**Task requirements**
Count every line in the data below where "Analysis" occurs, then state that number and nothing more.

**Rows**
-- BEGIN --
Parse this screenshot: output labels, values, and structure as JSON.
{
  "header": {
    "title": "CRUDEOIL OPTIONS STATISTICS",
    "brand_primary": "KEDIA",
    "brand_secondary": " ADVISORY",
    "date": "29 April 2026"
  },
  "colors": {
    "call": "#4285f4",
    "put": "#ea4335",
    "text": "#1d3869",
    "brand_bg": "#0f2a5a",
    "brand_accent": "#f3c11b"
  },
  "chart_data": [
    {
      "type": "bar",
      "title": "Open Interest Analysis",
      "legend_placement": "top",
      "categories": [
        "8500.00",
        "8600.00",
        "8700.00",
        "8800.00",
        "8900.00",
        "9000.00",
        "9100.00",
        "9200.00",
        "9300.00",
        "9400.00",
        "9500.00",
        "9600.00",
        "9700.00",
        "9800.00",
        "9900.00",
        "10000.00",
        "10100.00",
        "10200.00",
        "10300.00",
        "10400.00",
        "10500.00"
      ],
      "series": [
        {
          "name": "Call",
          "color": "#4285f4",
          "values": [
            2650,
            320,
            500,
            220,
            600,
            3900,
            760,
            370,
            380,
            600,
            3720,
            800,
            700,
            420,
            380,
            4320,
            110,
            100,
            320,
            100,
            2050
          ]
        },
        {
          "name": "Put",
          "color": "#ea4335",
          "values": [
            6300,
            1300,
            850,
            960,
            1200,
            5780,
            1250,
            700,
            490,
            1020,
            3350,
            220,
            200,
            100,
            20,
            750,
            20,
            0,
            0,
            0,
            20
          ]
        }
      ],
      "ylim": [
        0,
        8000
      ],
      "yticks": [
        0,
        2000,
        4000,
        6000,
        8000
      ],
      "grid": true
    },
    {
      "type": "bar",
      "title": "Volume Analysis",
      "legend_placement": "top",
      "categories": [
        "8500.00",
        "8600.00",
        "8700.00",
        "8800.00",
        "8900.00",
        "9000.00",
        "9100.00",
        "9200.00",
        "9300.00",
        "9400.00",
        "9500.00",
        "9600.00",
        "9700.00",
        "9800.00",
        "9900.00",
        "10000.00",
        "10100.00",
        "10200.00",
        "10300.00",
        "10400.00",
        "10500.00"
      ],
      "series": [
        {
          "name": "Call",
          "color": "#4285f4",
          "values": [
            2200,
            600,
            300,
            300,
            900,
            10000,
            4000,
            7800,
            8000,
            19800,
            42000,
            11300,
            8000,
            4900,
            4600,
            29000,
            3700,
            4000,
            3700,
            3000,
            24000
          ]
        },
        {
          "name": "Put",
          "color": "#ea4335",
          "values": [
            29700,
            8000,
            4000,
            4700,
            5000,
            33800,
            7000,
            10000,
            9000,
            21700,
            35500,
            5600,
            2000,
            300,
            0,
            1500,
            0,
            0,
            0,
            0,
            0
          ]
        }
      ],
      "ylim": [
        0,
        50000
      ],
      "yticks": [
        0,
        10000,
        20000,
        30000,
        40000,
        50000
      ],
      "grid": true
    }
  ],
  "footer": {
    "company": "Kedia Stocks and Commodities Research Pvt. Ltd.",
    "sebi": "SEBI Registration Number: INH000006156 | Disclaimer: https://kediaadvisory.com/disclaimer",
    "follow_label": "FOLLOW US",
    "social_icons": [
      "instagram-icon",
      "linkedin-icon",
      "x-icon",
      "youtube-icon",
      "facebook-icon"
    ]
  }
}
-- END --
**Reply to the exercise**
2